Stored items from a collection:

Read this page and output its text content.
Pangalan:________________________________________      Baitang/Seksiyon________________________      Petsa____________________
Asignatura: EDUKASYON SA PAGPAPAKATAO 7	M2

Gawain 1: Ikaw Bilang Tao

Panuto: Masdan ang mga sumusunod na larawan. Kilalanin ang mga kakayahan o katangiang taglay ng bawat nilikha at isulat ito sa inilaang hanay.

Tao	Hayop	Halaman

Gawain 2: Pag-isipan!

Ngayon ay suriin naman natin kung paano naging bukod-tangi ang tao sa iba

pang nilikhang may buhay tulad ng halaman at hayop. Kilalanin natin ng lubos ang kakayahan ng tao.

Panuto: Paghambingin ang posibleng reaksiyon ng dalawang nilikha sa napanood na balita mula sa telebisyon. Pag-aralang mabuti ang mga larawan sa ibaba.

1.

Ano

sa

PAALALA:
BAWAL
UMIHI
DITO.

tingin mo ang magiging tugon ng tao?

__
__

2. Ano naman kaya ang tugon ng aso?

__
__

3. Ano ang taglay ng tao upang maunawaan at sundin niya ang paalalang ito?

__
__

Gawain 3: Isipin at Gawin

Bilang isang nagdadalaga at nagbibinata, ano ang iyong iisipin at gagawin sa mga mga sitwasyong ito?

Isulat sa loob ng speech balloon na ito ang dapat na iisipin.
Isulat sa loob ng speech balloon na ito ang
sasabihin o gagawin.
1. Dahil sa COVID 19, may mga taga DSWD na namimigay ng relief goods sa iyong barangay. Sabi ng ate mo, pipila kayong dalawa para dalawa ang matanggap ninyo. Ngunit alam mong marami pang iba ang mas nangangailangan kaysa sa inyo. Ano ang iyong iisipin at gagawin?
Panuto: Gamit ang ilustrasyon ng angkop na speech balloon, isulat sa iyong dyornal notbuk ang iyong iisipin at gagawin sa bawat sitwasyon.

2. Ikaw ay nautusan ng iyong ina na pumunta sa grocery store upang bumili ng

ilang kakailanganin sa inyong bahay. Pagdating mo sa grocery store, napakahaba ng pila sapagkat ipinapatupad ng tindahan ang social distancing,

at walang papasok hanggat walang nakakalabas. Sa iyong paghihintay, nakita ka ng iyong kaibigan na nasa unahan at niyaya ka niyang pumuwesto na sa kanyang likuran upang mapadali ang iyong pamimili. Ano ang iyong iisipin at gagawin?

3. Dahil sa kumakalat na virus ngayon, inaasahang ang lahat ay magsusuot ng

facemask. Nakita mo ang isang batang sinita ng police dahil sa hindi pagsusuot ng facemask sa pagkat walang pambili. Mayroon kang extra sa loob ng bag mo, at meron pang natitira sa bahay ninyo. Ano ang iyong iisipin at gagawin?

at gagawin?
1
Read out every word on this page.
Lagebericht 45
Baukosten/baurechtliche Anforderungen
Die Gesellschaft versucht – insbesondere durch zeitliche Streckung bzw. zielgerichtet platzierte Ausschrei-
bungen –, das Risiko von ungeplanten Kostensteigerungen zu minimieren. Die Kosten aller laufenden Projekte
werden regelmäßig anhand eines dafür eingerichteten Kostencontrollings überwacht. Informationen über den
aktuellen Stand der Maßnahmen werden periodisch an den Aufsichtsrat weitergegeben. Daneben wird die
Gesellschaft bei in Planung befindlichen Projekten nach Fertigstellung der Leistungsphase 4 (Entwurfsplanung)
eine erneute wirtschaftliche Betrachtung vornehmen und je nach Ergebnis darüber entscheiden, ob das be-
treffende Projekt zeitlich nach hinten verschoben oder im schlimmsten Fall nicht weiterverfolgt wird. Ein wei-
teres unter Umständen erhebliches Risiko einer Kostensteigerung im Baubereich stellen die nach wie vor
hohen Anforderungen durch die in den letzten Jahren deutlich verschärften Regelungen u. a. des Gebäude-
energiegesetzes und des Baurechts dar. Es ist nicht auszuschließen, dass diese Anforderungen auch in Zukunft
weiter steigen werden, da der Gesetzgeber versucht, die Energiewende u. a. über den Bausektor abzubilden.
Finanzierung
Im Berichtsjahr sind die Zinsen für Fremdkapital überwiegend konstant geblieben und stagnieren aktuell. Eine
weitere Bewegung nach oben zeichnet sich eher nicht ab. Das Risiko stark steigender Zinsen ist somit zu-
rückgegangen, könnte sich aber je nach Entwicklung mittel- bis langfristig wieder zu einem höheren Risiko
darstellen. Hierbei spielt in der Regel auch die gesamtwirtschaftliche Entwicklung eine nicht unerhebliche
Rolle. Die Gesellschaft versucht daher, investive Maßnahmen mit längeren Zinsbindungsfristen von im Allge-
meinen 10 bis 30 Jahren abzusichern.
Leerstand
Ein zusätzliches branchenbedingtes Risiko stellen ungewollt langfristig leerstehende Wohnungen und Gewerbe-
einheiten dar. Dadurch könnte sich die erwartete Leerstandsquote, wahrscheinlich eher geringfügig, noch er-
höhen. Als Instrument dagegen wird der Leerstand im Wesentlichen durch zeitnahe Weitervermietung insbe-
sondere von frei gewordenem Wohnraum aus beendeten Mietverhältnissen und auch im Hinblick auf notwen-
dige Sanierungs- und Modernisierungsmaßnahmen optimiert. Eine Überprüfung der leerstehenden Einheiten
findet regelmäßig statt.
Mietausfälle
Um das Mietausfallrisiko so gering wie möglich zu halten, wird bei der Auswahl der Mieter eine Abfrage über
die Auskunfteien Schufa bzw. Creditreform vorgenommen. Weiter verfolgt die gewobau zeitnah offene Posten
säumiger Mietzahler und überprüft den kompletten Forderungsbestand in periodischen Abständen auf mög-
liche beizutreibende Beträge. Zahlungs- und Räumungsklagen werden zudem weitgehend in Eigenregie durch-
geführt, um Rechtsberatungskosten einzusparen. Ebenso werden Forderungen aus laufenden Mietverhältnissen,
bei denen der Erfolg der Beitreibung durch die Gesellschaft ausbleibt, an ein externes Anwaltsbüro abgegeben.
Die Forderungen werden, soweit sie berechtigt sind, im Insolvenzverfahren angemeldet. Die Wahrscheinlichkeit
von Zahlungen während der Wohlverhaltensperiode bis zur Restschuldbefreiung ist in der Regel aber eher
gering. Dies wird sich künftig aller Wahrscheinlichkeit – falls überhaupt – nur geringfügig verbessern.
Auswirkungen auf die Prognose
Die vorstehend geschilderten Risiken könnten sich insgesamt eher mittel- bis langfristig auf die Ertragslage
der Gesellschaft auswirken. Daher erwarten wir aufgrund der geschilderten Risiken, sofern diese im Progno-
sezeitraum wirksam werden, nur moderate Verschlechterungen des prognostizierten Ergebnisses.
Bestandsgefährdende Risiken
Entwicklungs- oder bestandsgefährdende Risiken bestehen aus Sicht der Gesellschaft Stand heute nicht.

### WHAT IS EXPECTED
The entries above should be repeated exactly, every one of them.

### RESULT FOR THIS EXERCISE
Read this page and output its text content.
Pangalan:________________________________________      Baitang/Seksiyon________________________      Petsa____________________
Asignatura: EDUKASYON SA PAGPAPAKATAO 7	M2

Gawain 1: Ikaw Bilang Tao

Panuto: Masdan ang mga sumusunod na larawan. Kilalanin ang mga kakayahan o katangiang taglay ng bawat nilikha at isulat ito sa inilaang hanay.

Tao	Hayop	Halaman

Gawain 2: Pag-isipan!

Ngayon ay suriin naman natin kung paano naging bukod-tangi ang tao sa iba

pang nilikhang may buhay tulad ng halaman at hayop. Kilalanin natin ng lubos ang kakayahan ng tao.

Panuto: Paghambingin ang posibleng reaksiyon ng dalawang nilikha sa napanood na balita mula sa telebisyon. Pag-aralang mabuti ang mga larawan sa ibaba.

1.

Ano

sa

PAALALA:
BAWAL
UMIHI
DITO.

tingin mo ang magiging tugon ng tao?

__
__

2. Ano naman kaya ang tugon ng aso?

__
__

3. Ano ang taglay ng tao upang maunawaan at sundin niya ang paalalang ito?

__
__

Gawain 3: Isipin at Gawin

Bilang isang nagdadalaga at nagbibinata, ano ang iyong iisipin at gagawin sa mga mga sitwasyong ito?

Isulat sa loob ng speech balloon na ito ang dapat na iisipin.
Isulat sa loob ng speech balloon na ito ang
sasabihin o gagawin.
1. Dahil sa COVID 19, may mga taga DSWD na namimigay ng relief goods sa iyong barangay. Sabi ng ate mo, pipila kayong dalawa para dalawa ang matanggap ninyo. Ngunit alam mong marami pang iba ang mas nangangailangan kaysa sa inyo. Ano ang iyong iisipin at gagawin?
Panuto: Gamit ang ilustrasyon ng angkop na speech balloon, isulat sa iyong dyornal notbuk ang iyong iisipin at gagawin sa bawat sitwasyon.

2. Ikaw ay nautusan ng iyong ina na pumunta sa grocery store upang bumili ng

ilang kakailanganin sa inyong bahay. Pagdating mo sa grocery store, napakahaba ng pila sapagkat ipinapatupad ng tindahan ang social distancing,

at walang papasok hanggat walang nakakalabas. Sa iyong paghihintay, nakita ka ng iyong kaibigan na nasa unahan at niyaya ka niyang pumuwesto na sa kanyang likuran upang mapadali ang iyong pamimili. Ano ang iyong iisipin at gagawin?

3. Dahil sa kumakalat na virus ngayon, inaasahang ang lahat ay magsusuot ng

facemask. Nakita mo ang isang batang sinita ng police dahil sa hindi pagsusuot ng facemask sa pagkat walang pambili. Mayroon kang extra sa loob ng bag mo, at meron pang natitira sa bahay ninyo. Ano ang iyong iisipin at gagawin?

at gagawin?
1
Read out every word on this page.
Lagebericht 45
Baukosten/baurechtliche Anforderungen
Die Gesellschaft versucht – insbesondere durch zeitliche Streckung bzw. zielgerichtet platzierte Ausschrei-
bungen –, das Risiko von ungeplanten Kostensteigerungen zu minimieren. Die Kosten aller laufenden Projekte
werden regelmäßig anhand eines dafür eingerichteten Kostencontrollings überwacht. Informationen über den
aktuellen Stand der Maßnahmen werden periodisch an den Aufsichtsrat weitergegeben. Daneben wird die
Gesellschaft bei in Planung befindlichen Projekten nach Fertigstellung der Leistungsphase 4 (Entwurfsplanung)
eine erneute wirtschaftliche Betrachtung vornehmen und je nach Ergebnis darüber entscheiden, ob das be-
treffende Projekt zeitlich nach hinten verschoben oder im schlimmsten Fall nicht weiterverfolgt wird. Ein wei-
teres unter Umständen erhebliches Risiko einer Kostensteigerung im Baubereich stellen die nach wie vor
hohen Anforderungen durch die in den letzten Jahren deutlich verschärften Regelungen u. a. des Gebäude-
energiegesetzes und des Baurechts dar. Es ist nicht auszuschließen, dass diese Anforderungen auch in Zukunft
weiter steigen werden, da der Gesetzgeber versucht, die Energiewende u. a. über den Bausektor abzubilden.
Finanzierung
Im Berichtsjahr sind die Zinsen für Fremdkapital überwiegend konstant geblieben und stagnieren aktuell. Eine
weitere Bewegung nach oben zeichnet sich eher nicht ab. Das Risiko stark steigender Zinsen ist somit zu-
rückgegangen, könnte sich aber je nach Entwicklung mittel- bis langfristig wieder zu einem höheren Risiko
darstellen. Hierbei spielt in der Regel auch die gesamtwirtschaftliche Entwicklung eine nicht unerhebliche
Rolle. Die Gesellschaft versucht daher, investive Maßnahmen mit längeren Zinsbindungsfristen von im Allge-
meinen 10 bis 30 Jahren abzusichern.
Leerstand
Ein zusätzliches branchenbedingtes Risiko stellen ungewollt langfristig leerstehende Wohnungen und Gewerbe-
einheiten dar. Dadurch könnte sich die erwartete Leerstandsquote, wahrscheinlich eher geringfügig, noch er-
höhen. Als Instrument dagegen wird der Leerstand im Wesentlichen durch zeitnahe Weitervermietung insbe-
sondere von frei gewordenem Wohnraum aus beendeten Mietverhältnissen und auch im Hinblick auf notwen-
dige Sanierungs- und Modernisierungsmaßnahmen optimiert. Eine Überprüfung der leerstehenden Einheiten
findet regelmäßig statt.
Mietausfälle
Um das Mietausfallrisiko so gering wie möglich zu halten, wird bei der Auswahl der Mieter eine Abfrage über
die Auskunfteien Schufa bzw. Creditreform vorgenommen. Weiter verfolgt die gewobau zeitnah offene Posten
säumiger Mietzahler und überprüft den kompletten Forderungsbestand in periodischen Abständen auf mög-
liche beizutreibende Beträge. Zahlungs- und Räumungsklagen werden zudem weitgehend in Eigenregie durch-
geführt, um Rechtsberatungskosten einzusparen. Ebenso werden Forderungen aus laufenden Mietverhältnissen,
bei denen der Erfolg der Beitreibung durch die Gesellschaft ausbleibt, an ein externes Anwaltsbüro abgegeben.
Die Forderungen werden, soweit sie berechtigt sind, im Insolvenzverfahren angemeldet. Die Wahrscheinlichkeit
von Zahlungen während der Wohlverhaltensperiode bis zur Restschuldbefreiung ist in der Regel aber eher
gering. Dies wird sich künftig aller Wahrscheinlichkeit – falls überhaupt – nur geringfügig verbessern.
Auswirkungen auf die Prognose
Die vorstehend geschilderten Risiken könnten sich insgesamt eher mittel- bis langfristig auf die Ertragslage
der Gesellschaft auswirken. Daher erwarten wir aufgrund der geschilderten Risiken, sofern diese im Progno-
sezeitraum wirksam werden, nur moderate Verschlechterungen des prognostizierten Ergebnisses.
Bestandsgefährdende Risiken
Entwicklungs- oder bestandsgefährdende Risiken bestehen aus Sicht der Gesellschaft Stand heute nicht.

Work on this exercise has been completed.